WHAT YOU SHOULD DO:
Scan the lines below for the word "with". Copy each line you find it in.

-- start of EXERCISE INPUTS --

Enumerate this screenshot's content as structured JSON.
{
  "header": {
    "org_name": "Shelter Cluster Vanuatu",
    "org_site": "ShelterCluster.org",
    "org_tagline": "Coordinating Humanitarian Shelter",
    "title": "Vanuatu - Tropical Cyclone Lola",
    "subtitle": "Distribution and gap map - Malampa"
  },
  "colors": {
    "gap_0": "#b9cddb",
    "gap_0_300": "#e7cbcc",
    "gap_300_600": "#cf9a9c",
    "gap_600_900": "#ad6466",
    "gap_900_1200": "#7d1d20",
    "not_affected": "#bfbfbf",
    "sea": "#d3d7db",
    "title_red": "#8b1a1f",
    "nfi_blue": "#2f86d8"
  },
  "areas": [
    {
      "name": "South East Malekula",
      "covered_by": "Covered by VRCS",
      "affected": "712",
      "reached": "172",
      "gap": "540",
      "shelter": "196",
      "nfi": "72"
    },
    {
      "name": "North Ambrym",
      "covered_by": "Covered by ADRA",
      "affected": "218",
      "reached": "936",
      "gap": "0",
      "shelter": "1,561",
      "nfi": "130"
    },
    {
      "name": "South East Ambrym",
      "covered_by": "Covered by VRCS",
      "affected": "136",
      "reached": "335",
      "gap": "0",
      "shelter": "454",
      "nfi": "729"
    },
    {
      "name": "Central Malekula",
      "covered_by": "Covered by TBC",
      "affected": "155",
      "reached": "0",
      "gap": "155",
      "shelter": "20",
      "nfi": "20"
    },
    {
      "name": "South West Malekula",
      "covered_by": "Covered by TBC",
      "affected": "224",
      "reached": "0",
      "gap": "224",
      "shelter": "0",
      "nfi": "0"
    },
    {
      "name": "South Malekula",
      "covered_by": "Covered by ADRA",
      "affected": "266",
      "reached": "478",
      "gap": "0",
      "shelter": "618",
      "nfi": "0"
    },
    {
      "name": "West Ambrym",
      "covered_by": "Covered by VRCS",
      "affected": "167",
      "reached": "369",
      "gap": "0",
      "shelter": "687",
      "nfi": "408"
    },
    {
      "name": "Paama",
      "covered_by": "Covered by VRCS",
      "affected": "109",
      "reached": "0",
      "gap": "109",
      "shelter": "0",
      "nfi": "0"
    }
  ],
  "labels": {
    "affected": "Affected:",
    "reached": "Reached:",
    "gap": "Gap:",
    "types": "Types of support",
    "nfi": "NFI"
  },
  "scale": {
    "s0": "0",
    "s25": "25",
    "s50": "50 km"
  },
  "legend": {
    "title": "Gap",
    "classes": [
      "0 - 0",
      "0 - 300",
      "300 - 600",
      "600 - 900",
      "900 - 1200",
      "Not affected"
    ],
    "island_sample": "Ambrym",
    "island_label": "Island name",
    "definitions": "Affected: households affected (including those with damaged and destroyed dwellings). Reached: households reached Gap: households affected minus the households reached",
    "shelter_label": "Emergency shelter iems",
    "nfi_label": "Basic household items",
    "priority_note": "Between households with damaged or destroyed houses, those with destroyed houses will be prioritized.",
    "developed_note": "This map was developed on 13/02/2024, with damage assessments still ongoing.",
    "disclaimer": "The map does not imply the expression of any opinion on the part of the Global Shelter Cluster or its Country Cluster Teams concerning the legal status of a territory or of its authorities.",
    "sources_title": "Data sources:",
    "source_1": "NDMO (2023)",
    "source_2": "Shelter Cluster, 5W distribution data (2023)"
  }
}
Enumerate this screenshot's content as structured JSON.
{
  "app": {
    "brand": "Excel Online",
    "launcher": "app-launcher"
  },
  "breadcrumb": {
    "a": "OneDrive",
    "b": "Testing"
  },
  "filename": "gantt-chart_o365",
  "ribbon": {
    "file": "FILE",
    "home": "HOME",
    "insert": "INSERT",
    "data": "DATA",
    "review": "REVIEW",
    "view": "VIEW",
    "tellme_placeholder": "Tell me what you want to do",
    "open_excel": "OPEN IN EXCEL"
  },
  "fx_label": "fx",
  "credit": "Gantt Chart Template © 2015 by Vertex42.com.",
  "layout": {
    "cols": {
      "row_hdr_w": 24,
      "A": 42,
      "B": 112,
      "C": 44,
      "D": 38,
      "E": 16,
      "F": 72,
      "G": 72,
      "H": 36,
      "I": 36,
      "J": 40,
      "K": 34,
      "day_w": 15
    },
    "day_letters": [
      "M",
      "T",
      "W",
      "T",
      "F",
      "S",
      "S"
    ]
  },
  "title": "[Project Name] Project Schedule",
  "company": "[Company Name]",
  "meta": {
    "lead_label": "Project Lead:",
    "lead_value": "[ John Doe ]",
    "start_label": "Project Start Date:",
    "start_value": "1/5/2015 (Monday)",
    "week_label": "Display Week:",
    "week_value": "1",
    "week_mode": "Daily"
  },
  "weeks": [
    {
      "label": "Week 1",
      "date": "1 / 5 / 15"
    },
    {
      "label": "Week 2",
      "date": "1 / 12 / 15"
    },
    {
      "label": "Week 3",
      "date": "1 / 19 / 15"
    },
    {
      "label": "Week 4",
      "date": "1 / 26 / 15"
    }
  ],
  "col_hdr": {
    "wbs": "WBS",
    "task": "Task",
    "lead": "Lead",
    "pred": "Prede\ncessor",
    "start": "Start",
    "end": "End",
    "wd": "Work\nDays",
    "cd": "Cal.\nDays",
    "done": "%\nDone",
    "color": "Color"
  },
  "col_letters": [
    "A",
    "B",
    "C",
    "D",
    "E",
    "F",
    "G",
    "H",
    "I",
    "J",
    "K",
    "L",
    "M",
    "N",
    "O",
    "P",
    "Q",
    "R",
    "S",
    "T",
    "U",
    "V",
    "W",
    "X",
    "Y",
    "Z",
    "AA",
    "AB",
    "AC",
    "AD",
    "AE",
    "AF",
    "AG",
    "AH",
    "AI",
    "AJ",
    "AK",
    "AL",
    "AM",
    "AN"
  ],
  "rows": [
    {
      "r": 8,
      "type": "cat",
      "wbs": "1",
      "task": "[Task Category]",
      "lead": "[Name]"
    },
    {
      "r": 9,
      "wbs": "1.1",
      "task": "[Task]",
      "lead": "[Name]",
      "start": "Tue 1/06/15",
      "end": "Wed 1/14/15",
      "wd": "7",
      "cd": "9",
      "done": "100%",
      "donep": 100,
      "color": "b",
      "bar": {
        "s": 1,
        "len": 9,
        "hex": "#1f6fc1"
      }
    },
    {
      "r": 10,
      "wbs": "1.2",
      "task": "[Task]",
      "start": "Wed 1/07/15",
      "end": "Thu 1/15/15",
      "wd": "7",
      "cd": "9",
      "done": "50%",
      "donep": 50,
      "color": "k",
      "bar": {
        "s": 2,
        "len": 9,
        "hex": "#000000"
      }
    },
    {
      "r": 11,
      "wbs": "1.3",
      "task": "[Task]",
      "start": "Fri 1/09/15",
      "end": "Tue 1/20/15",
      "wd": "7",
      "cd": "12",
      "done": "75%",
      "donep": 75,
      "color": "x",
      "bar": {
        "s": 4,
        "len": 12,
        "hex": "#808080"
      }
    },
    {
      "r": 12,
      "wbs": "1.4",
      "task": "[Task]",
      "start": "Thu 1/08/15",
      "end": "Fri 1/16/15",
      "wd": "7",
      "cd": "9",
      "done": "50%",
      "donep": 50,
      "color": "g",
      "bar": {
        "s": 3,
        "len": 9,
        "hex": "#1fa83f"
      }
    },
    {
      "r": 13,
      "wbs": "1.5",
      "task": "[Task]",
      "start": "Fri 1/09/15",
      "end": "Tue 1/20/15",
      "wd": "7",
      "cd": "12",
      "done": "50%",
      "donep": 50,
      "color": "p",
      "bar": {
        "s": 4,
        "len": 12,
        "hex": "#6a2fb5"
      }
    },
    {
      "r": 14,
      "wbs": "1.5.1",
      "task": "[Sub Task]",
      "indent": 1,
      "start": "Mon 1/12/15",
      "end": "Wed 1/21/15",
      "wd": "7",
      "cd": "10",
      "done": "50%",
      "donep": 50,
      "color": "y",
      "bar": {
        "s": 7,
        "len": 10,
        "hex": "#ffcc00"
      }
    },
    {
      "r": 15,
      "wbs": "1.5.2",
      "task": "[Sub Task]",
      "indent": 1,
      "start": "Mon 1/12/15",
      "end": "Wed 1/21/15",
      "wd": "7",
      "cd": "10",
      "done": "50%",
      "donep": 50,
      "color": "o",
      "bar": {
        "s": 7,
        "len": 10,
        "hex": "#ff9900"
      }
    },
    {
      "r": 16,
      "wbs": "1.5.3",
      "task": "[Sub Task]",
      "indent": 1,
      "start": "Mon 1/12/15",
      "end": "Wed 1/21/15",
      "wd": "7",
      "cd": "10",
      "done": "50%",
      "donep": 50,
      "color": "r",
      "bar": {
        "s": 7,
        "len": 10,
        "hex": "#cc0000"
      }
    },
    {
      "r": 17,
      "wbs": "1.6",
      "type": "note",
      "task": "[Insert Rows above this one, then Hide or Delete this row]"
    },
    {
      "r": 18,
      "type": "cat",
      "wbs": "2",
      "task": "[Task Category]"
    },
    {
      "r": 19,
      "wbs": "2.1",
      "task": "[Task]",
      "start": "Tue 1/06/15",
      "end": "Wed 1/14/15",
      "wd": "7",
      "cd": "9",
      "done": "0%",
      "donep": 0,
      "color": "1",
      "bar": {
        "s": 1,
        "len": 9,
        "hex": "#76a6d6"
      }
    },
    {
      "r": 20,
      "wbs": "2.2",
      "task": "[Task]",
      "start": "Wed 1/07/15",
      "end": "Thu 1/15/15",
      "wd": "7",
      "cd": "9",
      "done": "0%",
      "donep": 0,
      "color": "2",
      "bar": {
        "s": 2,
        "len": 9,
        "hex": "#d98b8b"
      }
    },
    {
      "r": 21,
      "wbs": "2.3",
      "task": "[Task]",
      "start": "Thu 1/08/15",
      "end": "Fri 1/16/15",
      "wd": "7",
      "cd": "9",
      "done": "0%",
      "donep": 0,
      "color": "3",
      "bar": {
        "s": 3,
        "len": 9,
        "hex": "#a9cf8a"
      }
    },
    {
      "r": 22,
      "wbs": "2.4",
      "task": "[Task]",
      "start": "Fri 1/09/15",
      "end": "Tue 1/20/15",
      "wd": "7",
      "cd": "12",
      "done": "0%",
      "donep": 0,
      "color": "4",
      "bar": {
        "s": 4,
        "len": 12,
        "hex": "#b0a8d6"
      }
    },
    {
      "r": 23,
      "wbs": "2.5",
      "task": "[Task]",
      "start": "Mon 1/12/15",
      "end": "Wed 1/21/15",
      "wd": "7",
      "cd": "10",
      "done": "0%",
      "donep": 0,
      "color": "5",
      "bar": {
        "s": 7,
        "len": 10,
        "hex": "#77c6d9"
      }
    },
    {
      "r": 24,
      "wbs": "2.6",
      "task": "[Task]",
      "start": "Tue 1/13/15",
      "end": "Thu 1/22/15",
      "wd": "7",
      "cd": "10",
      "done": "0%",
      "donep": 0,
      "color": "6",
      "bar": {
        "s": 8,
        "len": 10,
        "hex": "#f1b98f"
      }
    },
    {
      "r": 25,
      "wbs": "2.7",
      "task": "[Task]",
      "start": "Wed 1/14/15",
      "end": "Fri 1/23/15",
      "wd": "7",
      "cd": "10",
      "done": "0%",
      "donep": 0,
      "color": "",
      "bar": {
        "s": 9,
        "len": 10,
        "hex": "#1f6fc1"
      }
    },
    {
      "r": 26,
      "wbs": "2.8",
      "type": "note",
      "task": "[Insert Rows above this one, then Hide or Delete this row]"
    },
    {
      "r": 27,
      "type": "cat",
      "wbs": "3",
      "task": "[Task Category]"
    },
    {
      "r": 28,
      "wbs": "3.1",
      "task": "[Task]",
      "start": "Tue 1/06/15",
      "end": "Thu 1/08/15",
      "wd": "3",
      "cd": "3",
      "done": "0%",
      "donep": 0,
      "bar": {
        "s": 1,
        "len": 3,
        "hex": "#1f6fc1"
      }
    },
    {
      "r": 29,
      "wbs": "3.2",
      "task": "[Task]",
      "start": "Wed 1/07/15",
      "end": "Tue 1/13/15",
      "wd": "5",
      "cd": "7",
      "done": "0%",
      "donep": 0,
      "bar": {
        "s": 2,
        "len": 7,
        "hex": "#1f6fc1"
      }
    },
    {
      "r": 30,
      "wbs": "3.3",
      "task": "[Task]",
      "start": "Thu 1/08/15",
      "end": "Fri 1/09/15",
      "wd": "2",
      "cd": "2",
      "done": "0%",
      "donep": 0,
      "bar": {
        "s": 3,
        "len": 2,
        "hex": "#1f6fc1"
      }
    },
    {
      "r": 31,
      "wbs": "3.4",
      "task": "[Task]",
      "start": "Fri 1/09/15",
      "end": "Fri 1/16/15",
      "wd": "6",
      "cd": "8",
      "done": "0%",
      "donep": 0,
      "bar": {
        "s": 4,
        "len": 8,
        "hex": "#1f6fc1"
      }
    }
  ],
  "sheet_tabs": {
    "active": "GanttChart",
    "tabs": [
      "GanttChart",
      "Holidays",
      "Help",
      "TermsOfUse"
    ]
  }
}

-- end of EXERCISE INPUTS --

SOLUTION BELOW:
    "definitions": "Affected: households affected (including those with damaged and destroyed dwellings). Reached: households reached Gap: households affected minus the households reached",
    "priority_note": "Between households with damaged or destroyed houses, those with destroyed houses will be prioritized.",
    "developed_note": "This map was developed on 13/02/2024, with damage assessments still ongoing.",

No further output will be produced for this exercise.